- _What needs to be done_
Copy the data that follows exactly. Include no pictures.

————

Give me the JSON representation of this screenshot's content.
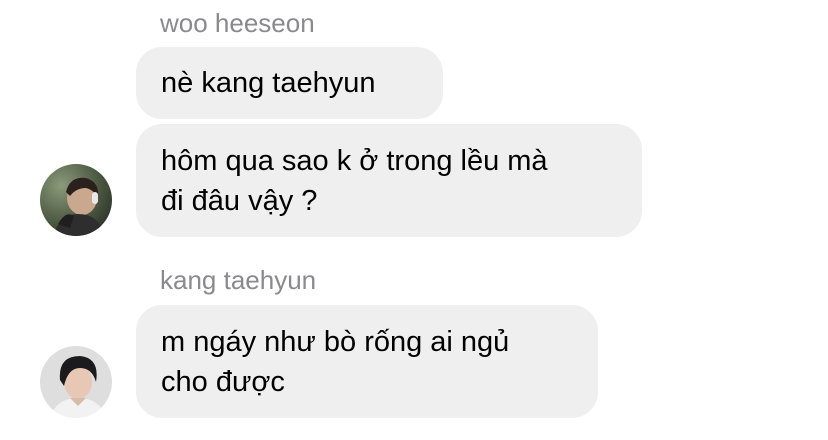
{
  "messages": {
    "group1": {
      "sender": "woo heeseon",
      "avatar_icon": "user-avatar-photo-icon",
      "bubbles": [
        "nè kang taehyun",
        "hôm qua sao k ở trong lều mà\nđi đâu vậy ?"
      ]
    },
    "group2": {
      "sender": "kang taehyun",
      "avatar_icon": "user-avatar-photo-icon",
      "bubbles": [
        "m ngáy như bò rống ai ngủ\ncho được"
      ]
    }
  },
  "colors": {
    "bubble_bg": "#efefef",
    "sender_name": "#8a8a8e",
    "message_text": "#000000"
  }
}
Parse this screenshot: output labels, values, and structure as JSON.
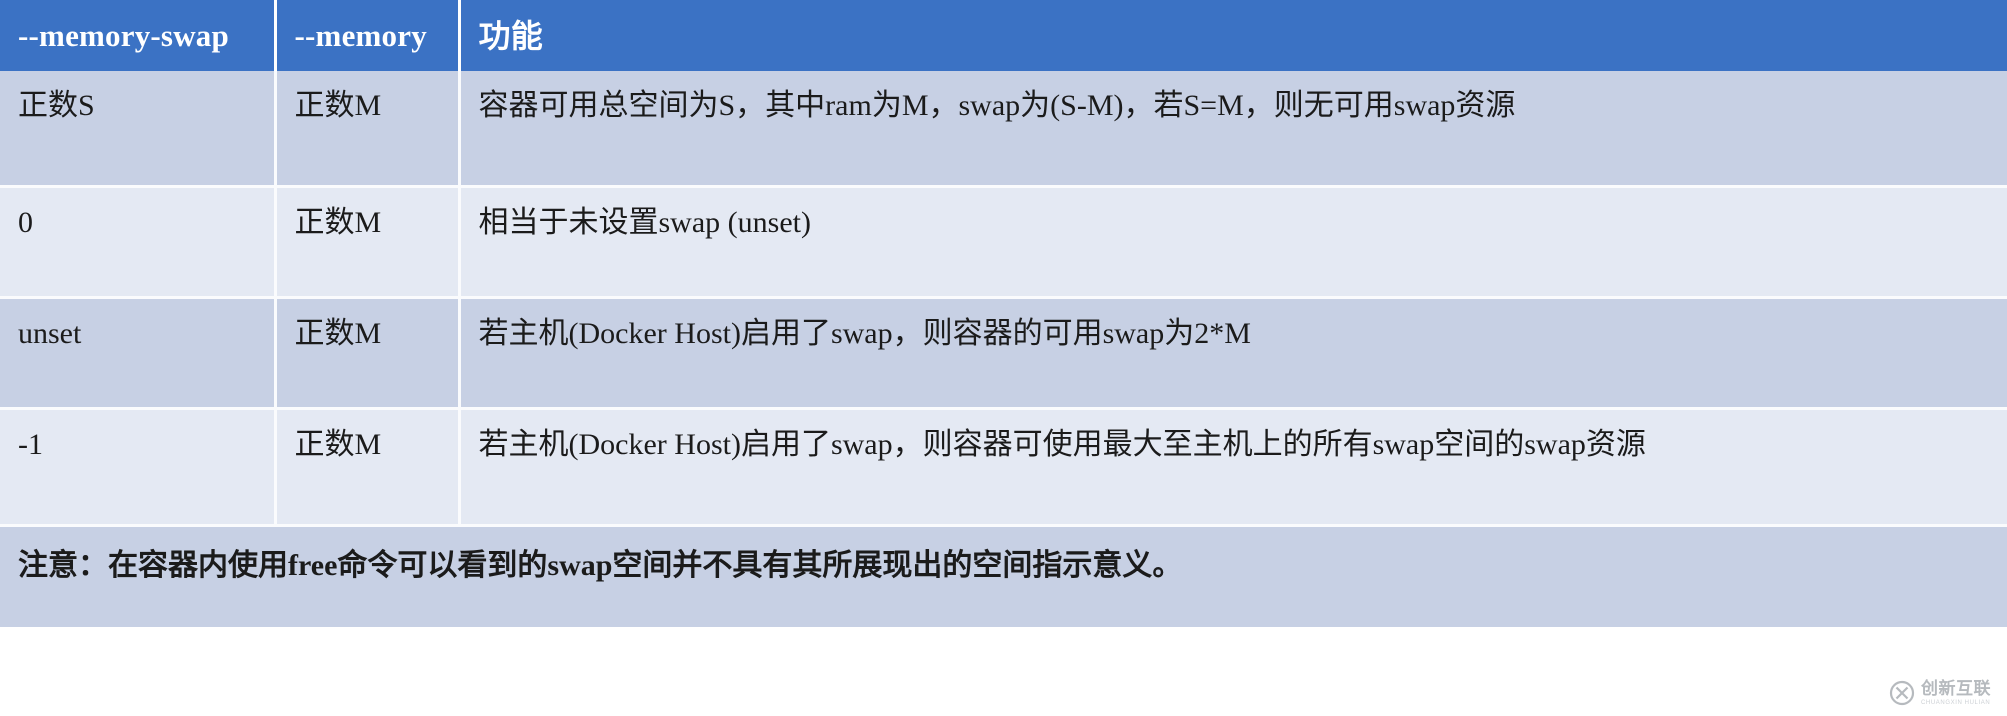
{
  "table": {
    "columns": [
      {
        "id": "memory-swap",
        "label": "--memory-swap"
      },
      {
        "id": "memory",
        "label": "--memory"
      },
      {
        "id": "function",
        "label": "功能"
      }
    ],
    "rows": [
      {
        "swap": "正数S",
        "memory": "正数M",
        "desc": "容器可用总空间为S，其中ram为M，swap为(S-M)，若S=M，则无可用swap资源"
      },
      {
        "swap": "0",
        "memory": "正数M",
        "desc": "相当于未设置swap (unset)"
      },
      {
        "swap": "unset",
        "memory": "正数M",
        "desc": "若主机(Docker Host)启用了swap，则容器的可用swap为2*M"
      },
      {
        "swap": "-1",
        "memory": "正数M",
        "desc": "若主机(Docker Host)启用了swap，则容器可使用最大至主机上的所有swap空间的swap资源"
      }
    ],
    "note": "注意：在容器内使用free命令可以看到的swap空间并不具有其所展现出的空间指示意义。"
  },
  "watermark": {
    "name_cn": "创新互联",
    "name_en": "CHUANGXIN HULIAN"
  },
  "colors": {
    "header_bg": "#3b72c4",
    "header_fg": "#ffffff",
    "row_dark": "#c7d0e4",
    "row_light": "#e4e9f3",
    "text": "#1b1b1b"
  }
}
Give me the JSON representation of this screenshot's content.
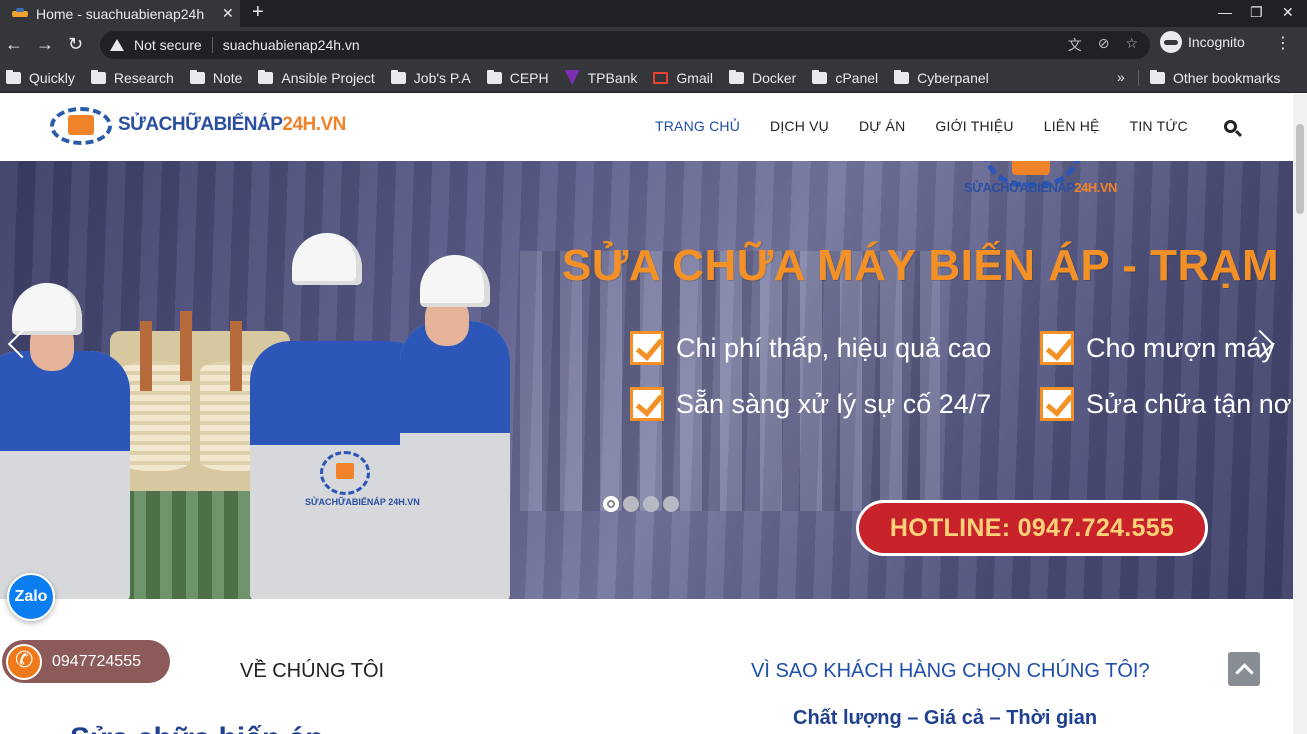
{
  "browser": {
    "tab_title": "Home - suachuabienap24h",
    "tab_close": "✕",
    "new_tab": "+",
    "win_min": "—",
    "win_restore": "❐",
    "win_close": "✕",
    "nav_back": "←",
    "nav_forward": "→",
    "nav_reload": "↻",
    "security_text": "Not secure",
    "url": "suachuabienap24h.vn",
    "incognito_label": "Incognito",
    "menu_dots": "⋮",
    "icons": [
      "translate-icon",
      "eye-off-icon",
      "star-icon"
    ]
  },
  "bookmarks": {
    "items": [
      {
        "label": "Quickly",
        "icon": "folder-icon"
      },
      {
        "label": "Research",
        "icon": "folder-icon"
      },
      {
        "label": "Note",
        "icon": "folder-icon"
      },
      {
        "label": "Ansible Project",
        "icon": "folder-icon"
      },
      {
        "label": "Job's P.A",
        "icon": "folder-icon"
      },
      {
        "label": "CEPH",
        "icon": "folder-icon"
      },
      {
        "label": "TPBank",
        "icon": "tpbank-icon"
      },
      {
        "label": "Gmail",
        "icon": "gmail-icon"
      },
      {
        "label": "Docker",
        "icon": "folder-icon"
      },
      {
        "label": "cPanel",
        "icon": "folder-icon"
      },
      {
        "label": "Cyberpanel",
        "icon": "folder-icon"
      }
    ],
    "more": "»",
    "other": "Other bookmarks"
  },
  "site": {
    "logo": {
      "text_main": "SỬACHỮABIẾNÁP",
      "text_accent": "24H.VN"
    },
    "nav": [
      {
        "label": "TRANG CHỦ",
        "active": true
      },
      {
        "label": "DỊCH VỤ",
        "active": false
      },
      {
        "label": "DỰ ÁN",
        "active": false
      },
      {
        "label": "GIỚI THIỆU",
        "active": false
      },
      {
        "label": "LIÊN HỆ",
        "active": false
      },
      {
        "label": "TIN TỨC",
        "active": false
      }
    ]
  },
  "hero": {
    "logo_text_main": "SỬACHỮABIẾNÁP",
    "logo_text_accent": "24H.VN",
    "shirt_logo_text": "SỬACHỮABIẾNÁP 24H.VN",
    "title": "SỬA CHỮA MÁY BIẾN ÁP - TRẠM",
    "features": [
      "Chi phí thấp, hiệu quả cao",
      "Cho mượn máy",
      "Sẵn sàng xử lý sự cố 24/7",
      "Sửa chữa tận nơ"
    ],
    "hotline": "HOTLINE: 0947.724.555",
    "slides": 4,
    "active_slide": 1
  },
  "widgets": {
    "zalo_label": "Zalo",
    "phone": "0947724555"
  },
  "content": {
    "about_title": "VỀ CHÚNG TÔI",
    "why_title": "VÌ SAO KHÁCH HÀNG CHỌN CHÚNG TÔI?",
    "why_subtitle": "Chất lượng – Giá cả – Thời gian",
    "cut_heading": "Sửa chữa biến áp"
  }
}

————

- _Written reply_
Give me the JSON representation of this screenshot's content.
{
  "messages": {
    "group1": {
      "sender": "woo heeseon",
      "avatar_icon": "user-avatar-photo-icon",
      "bubbles": [
        "nè kang taehyun",
        "hôm qua sao k ở trong lều mà\nđi đâu vậy ?"
      ]
    },
    "group2": {
      "sender": "kang taehyun",
      "avatar_icon": "user-avatar-photo-icon",
      "bubbles": [
        "m ngáy như bò rống ai ngủ\ncho được"
      ]
    }
  },
  "colors": {
    "bubble_bg": "#efefef",
    "sender_name": "#8a8a8e",
    "message_text": "#000000"
  }
}
Parse this screenshot: output labels, values, and structure as JSON.
{
  "table": {
    "columns": [
      {
        "id": "memory-swap",
        "label": "--memory-swap"
      },
      {
        "id": "memory",
        "label": "--memory"
      },
      {
        "id": "function",
        "label": "功能"
      }
    ],
    "rows": [
      {
        "swap": "正数S",
        "memory": "正数M",
        "desc": "容器可用总空间为S，其中ram为M，swap为(S-M)，若S=M，则无可用swap资源"
      },
      {
        "swap": "0",
        "memory": "正数M",
        "desc": "相当于未设置swap (unset)"
      },
      {
        "swap": "unset",
        "memory": "正数M",
        "desc": "若主机(Docker Host)启用了swap，则容器的可用swap为2*M"
      },
      {
        "swap": "-1",
        "memory": "正数M",
        "desc": "若主机(Docker Host)启用了swap，则容器可使用最大至主机上的所有swap空间的swap资源"
      }
    ],
    "note": "注意：在容器内使用free命令可以看到的swap空间并不具有其所展现出的空间指示意义。"
  },
  "watermark": {
    "name_cn": "创新互联",
    "name_en": "CHUANGXIN HULIAN"
  },
  "colors": {
    "header_bg": "#3b72c4",
    "header_fg": "#ffffff",
    "row_dark": "#c7d0e4",
    "row_light": "#e4e9f3",
    "text": "#1b1b1b"
  }
}
Give me the JSON representation of this screenshot's content.
{
  "browser": {
    "tab_title": "Home - suachuabienap24h",
    "tab_close": "✕",
    "new_tab": "+",
    "win_min": "—",
    "win_restore": "❐",
    "win_close": "✕",
    "nav_back": "←",
    "nav_forward": "→",
    "nav_reload": "↻",
    "security_text": "Not secure",
    "url": "suachuabienap24h.vn",
    "incognito_label": "Incognito",
    "menu_dots": "⋮",
    "icons": [
      "translate-icon",
      "eye-off-icon",
      "star-icon"
    ]
  },
  "bookmarks": {
    "items": [
      {
        "label": "Quickly",
        "icon": "folder-icon"
      },
      {
        "label": "Research",
        "icon": "folder-icon"
      },
      {
        "label": "Note",
        "icon": "folder-icon"
      },
      {
        "label": "Ansible Project",
        "icon": "folder-icon"
      },
      {
        "label": "Job's P.A",
        "icon": "folder-icon"
      },
      {
        "label": "CEPH",
        "icon": "folder-icon"
      },
      {
        "label": "TPBank",
        "icon": "tpbank-icon"
      },
      {
        "label": "Gmail",
        "icon": "gmail-icon"
      },
      {
        "label": "Docker",
        "icon": "folder-icon"
      },
      {
        "label": "cPanel",
        "icon": "folder-icon"
      },
      {
        "label": "Cyberpanel",
        "icon": "folder-icon"
      }
    ],
    "more": "»",
    "other": "Other bookmarks"
  },
  "site": {
    "logo": {
      "text_main": "SỬACHỮABIẾNÁP",
      "text_accent": "24H.VN"
    },
    "nav": [
      {
        "label": "TRANG CHỦ",
        "active": true
      },
      {
        "label": "DỊCH VỤ",
        "active": false
      },
      {
        "label": "DỰ ÁN",
        "active": false
      },
      {
        "label": "GIỚI THIỆU",
        "active": false
      },
      {
        "label": "LIÊN HỆ",
        "active": false
      },
      {
        "label": "TIN TỨC",
        "active": false
      }
    ]
  },
  "hero": {
    "logo_text_main": "SỬACHỮABIẾNÁP",
    "logo_text_accent": "24H.VN",
    "shirt_logo_text": "SỬACHỮABIẾNÁP 24H.VN",
    "title": "SỬA CHỮA MÁY BIẾN ÁP - TRẠM",
    "features": [
      "Chi phí thấp, hiệu quả cao",
      "Cho mượn máy",
      "Sẵn sàng xử lý sự cố 24/7",
      "Sửa chữa tận nơ"
    ],
    "hotline": "HOTLINE: 0947.724.555",
    "slides": 4,
    "active_slide": 1
  },
  "widgets": {
    "zalo_label": "Zalo",
    "phone": "0947724555"
  },
  "content": {
    "about_title": "VỀ CHÚNG TÔI",
    "why_title": "VÌ SAO KHÁCH HÀNG CHỌN CHÚNG TÔI?",
    "why_subtitle": "Chất lượng – Giá cả – Thời gian",
    "cut_heading": "Sửa chữa biến áp"
  }
}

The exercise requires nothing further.